(Figure data in JSON)
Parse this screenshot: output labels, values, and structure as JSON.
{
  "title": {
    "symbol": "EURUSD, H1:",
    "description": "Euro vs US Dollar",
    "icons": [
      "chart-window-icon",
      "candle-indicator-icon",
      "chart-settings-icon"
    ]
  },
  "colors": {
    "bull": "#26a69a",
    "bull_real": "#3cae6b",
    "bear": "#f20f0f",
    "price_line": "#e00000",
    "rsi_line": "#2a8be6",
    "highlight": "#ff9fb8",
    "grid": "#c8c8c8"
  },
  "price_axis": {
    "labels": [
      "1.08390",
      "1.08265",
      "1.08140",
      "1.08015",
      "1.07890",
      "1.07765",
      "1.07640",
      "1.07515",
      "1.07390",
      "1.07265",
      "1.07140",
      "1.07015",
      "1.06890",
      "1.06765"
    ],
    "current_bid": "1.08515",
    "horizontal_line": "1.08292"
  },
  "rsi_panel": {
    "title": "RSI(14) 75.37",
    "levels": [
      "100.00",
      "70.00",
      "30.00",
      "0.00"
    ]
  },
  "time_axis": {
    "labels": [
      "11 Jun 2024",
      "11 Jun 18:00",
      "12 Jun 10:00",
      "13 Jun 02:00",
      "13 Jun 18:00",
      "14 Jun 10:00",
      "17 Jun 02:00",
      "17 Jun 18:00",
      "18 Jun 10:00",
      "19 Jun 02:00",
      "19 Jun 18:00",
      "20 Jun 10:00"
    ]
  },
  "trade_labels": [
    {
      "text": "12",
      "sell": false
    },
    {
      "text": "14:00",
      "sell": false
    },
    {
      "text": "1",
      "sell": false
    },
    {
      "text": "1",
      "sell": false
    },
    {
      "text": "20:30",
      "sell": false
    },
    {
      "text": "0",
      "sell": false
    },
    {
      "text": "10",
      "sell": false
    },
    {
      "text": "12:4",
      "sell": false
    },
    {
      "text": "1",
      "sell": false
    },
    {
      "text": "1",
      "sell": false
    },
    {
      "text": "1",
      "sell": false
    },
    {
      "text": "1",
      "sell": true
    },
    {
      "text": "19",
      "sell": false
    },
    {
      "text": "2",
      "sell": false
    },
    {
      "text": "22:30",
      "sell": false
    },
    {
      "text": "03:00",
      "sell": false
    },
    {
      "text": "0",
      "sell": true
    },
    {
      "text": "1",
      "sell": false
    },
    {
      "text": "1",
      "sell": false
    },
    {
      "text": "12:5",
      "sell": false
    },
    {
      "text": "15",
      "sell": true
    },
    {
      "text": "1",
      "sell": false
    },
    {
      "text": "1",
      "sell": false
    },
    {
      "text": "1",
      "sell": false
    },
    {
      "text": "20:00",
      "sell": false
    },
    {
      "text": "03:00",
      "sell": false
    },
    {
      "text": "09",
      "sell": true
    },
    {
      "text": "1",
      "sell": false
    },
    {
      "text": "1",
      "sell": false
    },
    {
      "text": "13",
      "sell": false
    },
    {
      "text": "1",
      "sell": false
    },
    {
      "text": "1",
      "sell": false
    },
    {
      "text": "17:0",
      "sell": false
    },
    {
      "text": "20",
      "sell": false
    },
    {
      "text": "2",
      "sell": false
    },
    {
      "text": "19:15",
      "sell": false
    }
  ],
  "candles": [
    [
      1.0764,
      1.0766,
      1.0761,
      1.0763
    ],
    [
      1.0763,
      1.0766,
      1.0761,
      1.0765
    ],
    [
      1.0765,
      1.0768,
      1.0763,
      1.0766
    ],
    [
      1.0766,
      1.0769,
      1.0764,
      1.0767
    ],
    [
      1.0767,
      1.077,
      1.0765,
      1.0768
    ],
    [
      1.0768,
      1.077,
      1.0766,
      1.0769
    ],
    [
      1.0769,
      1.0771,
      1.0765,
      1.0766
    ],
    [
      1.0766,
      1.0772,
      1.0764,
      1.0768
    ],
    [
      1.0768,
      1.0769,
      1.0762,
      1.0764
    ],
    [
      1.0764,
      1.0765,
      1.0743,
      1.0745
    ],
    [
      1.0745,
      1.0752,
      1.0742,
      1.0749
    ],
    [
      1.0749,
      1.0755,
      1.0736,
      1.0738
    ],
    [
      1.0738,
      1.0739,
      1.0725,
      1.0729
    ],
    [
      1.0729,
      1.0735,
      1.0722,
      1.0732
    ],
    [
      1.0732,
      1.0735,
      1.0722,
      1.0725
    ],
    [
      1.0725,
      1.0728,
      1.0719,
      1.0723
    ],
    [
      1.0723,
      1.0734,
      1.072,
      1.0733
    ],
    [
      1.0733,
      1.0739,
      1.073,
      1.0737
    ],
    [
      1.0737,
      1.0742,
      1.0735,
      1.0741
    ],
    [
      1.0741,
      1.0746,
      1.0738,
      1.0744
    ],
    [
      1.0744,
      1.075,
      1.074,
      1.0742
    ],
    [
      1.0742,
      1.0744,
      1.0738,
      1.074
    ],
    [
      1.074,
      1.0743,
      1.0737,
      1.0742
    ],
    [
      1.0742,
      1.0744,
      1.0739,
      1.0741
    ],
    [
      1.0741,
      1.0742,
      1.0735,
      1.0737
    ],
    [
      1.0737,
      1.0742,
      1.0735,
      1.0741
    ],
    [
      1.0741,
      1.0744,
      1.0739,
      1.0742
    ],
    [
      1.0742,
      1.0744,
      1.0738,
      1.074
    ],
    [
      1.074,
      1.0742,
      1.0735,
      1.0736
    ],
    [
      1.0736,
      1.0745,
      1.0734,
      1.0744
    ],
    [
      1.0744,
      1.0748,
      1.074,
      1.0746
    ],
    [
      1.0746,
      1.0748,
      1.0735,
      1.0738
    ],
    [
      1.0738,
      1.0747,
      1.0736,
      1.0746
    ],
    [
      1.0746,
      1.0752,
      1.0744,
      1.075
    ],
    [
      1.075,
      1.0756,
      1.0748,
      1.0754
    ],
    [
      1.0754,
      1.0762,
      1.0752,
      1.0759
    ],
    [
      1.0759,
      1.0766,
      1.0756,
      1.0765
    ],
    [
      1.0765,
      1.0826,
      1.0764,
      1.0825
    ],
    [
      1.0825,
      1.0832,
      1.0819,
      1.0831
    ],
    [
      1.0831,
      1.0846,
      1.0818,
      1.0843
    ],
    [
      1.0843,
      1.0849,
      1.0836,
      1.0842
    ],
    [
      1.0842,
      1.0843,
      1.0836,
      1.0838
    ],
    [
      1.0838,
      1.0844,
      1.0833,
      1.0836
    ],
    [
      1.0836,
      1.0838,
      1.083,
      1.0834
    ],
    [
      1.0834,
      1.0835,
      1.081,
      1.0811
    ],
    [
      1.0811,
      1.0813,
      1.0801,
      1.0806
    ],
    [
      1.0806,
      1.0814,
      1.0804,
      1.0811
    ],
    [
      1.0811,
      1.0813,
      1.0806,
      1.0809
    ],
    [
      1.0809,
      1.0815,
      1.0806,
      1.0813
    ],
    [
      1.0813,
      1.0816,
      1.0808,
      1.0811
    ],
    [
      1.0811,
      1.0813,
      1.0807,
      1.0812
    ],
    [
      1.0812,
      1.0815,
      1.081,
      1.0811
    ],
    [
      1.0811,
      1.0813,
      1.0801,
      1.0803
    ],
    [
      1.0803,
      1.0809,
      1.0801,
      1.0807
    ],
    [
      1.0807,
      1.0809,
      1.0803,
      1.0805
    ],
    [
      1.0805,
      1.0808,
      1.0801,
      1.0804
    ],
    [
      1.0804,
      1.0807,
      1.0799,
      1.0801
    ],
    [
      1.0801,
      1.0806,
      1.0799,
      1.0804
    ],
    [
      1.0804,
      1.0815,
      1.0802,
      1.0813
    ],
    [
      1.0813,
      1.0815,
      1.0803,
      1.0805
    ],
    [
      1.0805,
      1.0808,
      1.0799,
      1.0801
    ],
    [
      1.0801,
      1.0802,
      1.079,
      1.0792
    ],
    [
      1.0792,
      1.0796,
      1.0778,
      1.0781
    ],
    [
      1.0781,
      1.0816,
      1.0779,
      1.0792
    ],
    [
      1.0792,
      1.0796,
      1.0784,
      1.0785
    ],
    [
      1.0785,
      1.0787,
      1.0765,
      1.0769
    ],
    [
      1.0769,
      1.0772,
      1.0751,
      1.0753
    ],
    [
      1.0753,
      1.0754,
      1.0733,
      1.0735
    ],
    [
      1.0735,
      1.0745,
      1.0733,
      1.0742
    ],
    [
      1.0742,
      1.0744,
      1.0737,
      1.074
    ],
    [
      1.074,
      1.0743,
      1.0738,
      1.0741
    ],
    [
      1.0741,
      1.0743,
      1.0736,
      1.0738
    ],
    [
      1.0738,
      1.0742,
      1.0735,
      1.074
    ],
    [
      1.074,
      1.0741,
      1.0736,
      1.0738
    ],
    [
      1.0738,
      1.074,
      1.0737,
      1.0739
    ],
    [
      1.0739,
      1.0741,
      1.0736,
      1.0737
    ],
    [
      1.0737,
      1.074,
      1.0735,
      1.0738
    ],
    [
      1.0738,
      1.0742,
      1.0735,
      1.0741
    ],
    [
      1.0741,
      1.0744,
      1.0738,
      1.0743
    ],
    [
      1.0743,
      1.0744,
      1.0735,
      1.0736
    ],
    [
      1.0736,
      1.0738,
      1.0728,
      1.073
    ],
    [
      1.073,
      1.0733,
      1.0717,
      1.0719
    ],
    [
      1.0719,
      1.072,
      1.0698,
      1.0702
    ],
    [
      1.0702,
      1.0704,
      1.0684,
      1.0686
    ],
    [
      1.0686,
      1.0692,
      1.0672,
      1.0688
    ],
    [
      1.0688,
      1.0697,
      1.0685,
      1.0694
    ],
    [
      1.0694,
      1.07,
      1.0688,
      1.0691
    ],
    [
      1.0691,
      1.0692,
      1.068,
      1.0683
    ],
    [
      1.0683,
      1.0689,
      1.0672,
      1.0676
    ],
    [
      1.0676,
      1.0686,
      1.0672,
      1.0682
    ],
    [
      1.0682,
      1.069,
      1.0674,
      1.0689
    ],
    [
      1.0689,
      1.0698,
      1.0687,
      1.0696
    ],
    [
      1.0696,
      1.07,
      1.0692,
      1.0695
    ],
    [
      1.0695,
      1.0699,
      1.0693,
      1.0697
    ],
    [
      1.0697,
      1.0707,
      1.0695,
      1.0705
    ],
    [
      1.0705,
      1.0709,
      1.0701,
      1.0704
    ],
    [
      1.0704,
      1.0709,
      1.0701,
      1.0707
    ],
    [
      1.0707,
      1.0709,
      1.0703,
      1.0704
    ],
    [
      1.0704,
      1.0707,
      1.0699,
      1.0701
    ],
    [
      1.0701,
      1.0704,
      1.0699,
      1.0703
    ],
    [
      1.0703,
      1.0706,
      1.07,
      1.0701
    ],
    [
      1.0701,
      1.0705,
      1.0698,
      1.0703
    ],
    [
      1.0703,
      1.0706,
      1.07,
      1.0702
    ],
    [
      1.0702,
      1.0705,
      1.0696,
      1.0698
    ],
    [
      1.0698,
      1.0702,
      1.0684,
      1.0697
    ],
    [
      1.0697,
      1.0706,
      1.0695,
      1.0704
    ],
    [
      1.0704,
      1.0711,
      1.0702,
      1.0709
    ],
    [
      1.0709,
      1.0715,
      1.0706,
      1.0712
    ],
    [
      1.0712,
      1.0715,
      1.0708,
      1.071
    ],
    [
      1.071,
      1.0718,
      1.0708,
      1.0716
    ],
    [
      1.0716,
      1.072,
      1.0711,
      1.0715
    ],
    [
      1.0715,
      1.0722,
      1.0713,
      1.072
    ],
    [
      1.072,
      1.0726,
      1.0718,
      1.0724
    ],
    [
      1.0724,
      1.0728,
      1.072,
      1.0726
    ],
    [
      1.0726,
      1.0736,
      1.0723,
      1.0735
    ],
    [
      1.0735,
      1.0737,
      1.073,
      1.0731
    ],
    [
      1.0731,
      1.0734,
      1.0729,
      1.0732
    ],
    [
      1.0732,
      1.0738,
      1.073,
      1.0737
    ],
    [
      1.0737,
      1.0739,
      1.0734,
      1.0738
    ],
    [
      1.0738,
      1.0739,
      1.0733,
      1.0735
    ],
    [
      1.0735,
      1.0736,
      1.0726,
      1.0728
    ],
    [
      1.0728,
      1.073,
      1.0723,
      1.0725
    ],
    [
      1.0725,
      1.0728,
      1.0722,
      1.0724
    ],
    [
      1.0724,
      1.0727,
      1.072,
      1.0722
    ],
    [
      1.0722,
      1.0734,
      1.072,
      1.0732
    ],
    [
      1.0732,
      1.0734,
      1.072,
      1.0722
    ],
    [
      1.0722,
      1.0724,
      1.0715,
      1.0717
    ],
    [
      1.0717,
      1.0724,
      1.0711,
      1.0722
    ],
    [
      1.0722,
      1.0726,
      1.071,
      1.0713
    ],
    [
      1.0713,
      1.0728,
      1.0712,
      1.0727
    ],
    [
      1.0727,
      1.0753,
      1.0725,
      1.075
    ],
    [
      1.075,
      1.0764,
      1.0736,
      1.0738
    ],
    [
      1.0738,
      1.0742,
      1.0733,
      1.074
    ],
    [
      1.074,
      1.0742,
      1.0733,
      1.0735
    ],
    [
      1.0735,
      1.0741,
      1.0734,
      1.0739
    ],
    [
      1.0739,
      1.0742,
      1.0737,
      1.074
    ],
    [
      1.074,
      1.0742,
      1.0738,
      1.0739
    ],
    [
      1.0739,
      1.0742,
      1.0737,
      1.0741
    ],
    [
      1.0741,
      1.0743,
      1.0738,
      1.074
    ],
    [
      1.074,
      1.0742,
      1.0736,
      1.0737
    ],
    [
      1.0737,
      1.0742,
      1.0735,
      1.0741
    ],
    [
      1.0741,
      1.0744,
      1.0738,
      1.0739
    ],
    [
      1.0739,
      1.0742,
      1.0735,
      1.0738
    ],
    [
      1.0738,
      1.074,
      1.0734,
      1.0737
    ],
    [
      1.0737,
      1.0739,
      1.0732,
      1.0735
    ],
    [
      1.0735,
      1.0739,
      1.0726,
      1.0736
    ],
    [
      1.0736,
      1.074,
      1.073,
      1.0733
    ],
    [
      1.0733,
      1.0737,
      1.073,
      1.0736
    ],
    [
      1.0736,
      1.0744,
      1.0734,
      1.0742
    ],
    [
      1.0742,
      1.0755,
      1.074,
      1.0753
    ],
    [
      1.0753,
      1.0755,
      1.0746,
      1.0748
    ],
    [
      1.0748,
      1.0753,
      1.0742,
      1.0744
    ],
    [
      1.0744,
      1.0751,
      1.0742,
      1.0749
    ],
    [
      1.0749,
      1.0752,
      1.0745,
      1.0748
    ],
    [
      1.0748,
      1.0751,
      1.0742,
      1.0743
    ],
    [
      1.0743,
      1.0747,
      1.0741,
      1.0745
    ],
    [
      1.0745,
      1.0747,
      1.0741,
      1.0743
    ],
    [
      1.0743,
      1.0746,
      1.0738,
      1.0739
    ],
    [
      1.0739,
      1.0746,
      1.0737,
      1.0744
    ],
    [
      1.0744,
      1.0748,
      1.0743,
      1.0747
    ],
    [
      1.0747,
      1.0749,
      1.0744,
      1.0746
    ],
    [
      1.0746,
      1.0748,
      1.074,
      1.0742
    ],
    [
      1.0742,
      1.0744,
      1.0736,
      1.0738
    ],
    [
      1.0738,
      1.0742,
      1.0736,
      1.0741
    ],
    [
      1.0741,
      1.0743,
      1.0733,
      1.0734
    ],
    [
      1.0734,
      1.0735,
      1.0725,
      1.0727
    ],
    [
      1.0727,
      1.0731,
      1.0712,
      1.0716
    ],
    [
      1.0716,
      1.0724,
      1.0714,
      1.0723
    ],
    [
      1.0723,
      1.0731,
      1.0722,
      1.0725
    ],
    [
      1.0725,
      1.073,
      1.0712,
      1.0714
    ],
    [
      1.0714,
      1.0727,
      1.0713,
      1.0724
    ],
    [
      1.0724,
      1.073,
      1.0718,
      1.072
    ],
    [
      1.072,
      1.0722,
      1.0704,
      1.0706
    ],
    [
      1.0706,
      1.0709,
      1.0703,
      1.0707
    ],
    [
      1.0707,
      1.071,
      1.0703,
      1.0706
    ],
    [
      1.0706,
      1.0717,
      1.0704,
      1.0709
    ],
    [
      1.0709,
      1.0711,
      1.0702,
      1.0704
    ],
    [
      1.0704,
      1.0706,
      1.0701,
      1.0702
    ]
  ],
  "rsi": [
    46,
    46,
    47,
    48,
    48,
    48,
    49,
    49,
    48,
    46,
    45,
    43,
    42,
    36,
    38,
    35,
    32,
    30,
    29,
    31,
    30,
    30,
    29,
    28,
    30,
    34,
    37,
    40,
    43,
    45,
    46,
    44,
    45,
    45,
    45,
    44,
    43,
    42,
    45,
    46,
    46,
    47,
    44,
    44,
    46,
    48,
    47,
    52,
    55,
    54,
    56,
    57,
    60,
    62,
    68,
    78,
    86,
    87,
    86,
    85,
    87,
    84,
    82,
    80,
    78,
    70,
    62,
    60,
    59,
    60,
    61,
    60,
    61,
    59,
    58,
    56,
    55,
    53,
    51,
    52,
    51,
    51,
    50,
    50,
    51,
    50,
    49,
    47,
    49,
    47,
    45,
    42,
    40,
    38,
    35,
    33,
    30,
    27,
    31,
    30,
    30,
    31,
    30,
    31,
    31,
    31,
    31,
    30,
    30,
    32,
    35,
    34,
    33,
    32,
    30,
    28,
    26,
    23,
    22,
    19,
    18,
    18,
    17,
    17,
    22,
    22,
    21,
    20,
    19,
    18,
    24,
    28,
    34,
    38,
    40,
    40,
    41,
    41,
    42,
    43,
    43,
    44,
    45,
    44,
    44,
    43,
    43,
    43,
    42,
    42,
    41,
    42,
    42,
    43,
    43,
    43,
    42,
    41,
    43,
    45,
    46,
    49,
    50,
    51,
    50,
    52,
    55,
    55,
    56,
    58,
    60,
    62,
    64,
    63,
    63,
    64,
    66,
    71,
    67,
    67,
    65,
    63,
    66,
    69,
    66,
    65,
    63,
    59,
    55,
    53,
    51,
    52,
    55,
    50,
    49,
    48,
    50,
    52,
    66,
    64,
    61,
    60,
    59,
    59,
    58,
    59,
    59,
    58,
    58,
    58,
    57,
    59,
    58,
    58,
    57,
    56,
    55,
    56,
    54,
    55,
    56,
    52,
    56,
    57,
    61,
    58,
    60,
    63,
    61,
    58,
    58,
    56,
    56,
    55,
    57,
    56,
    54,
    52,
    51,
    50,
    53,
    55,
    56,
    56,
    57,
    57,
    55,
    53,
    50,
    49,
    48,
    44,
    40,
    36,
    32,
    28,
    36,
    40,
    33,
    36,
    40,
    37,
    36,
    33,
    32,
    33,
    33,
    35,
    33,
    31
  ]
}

§ Short problem: Find the word "chart" in the entries above and gather every line that holds it.

§ Task result:
      "chart-window-icon",
      "chart-settings-icon"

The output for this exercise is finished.